:: Task details ::
Locate every line below that contains the word "name" and copy it.

>> begin Materials provided

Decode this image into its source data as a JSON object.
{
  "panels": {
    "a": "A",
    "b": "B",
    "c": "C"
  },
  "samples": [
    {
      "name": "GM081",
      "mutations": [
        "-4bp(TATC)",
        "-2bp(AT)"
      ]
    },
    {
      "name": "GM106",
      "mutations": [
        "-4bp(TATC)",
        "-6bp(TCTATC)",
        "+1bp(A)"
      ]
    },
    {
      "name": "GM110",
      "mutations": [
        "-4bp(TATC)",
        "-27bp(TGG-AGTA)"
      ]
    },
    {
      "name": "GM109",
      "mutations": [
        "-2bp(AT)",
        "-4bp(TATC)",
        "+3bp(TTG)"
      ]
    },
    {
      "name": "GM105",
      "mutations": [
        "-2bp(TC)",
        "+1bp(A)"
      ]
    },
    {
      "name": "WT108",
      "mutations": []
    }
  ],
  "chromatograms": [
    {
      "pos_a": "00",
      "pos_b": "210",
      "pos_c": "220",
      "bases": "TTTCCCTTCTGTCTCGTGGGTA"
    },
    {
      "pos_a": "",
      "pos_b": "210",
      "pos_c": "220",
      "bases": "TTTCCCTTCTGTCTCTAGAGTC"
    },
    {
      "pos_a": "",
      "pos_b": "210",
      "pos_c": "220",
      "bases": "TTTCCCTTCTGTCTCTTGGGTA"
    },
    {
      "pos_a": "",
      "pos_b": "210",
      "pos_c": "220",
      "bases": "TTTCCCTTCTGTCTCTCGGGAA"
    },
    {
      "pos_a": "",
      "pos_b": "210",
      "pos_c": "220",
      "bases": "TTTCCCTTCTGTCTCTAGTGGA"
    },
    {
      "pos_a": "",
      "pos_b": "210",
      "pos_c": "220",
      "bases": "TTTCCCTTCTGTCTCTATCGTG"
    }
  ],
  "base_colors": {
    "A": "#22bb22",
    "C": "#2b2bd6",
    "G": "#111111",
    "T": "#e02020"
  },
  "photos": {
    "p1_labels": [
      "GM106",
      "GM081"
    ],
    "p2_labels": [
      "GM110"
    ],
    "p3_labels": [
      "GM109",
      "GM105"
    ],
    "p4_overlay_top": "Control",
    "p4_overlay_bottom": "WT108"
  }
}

>> end Materials provided

:: Response for this exercise ::
      "name": "GM081",
      "name": "GM106",
      "name": "GM110",
      "name": "GM109",
      "name": "GM105",
      "name": "WT108",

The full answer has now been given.